Locate every line below that contains the word "image" and copy it.

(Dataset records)
───

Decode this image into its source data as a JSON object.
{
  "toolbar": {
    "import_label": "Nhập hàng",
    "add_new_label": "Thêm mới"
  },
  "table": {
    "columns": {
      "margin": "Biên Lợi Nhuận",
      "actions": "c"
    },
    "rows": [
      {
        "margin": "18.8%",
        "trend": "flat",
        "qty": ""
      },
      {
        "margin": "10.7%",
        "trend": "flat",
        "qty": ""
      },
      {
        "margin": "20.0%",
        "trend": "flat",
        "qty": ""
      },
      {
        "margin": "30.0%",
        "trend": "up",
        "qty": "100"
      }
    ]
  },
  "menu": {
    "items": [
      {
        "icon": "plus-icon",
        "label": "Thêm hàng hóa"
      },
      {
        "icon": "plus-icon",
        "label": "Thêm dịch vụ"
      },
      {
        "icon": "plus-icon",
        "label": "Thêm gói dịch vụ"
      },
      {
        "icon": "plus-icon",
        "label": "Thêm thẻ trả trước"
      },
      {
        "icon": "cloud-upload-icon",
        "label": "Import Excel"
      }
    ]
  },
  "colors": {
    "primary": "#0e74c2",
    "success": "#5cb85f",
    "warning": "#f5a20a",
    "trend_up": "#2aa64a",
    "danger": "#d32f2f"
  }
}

───

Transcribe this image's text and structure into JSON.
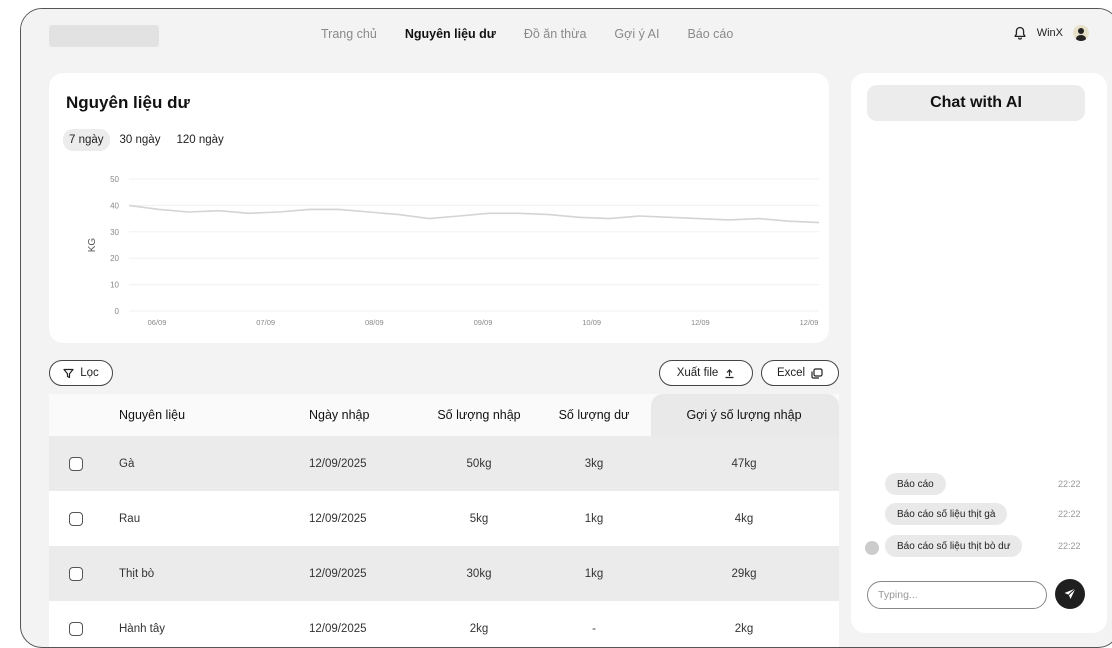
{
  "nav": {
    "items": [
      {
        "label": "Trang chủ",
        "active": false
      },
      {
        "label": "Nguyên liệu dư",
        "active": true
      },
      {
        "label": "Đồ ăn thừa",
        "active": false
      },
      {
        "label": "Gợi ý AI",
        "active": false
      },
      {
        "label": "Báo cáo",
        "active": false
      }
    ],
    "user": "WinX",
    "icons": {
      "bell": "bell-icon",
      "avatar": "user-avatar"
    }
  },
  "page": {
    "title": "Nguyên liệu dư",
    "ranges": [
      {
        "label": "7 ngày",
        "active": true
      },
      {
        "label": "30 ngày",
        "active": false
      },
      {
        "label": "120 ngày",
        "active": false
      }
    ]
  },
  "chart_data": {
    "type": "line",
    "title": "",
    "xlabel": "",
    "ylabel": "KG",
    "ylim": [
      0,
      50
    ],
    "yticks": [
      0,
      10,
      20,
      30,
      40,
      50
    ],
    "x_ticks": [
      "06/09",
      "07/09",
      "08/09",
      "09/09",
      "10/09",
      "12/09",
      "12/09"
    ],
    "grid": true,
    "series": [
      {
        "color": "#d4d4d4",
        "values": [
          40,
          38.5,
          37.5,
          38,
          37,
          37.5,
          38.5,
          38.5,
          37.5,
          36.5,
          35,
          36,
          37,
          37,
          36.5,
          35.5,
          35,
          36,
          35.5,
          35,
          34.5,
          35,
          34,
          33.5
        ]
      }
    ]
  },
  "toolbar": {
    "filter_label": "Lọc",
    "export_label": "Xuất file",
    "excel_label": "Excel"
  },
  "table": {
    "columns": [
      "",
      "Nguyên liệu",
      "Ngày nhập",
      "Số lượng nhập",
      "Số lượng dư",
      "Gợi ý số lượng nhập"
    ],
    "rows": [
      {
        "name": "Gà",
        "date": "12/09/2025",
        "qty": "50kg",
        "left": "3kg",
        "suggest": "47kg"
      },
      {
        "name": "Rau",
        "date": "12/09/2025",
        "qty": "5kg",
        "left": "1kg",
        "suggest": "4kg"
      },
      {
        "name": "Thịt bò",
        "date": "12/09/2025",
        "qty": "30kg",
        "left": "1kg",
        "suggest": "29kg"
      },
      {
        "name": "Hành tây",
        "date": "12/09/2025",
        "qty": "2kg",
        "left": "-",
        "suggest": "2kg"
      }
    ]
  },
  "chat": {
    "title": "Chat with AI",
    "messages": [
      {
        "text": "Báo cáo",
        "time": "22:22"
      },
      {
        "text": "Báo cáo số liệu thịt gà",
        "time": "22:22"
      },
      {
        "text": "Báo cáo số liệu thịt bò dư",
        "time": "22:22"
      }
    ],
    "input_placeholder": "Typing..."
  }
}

───

Output of the task.
Decode this image into its source data as a JSON object.
Transcribe this image's text and structure into JSON.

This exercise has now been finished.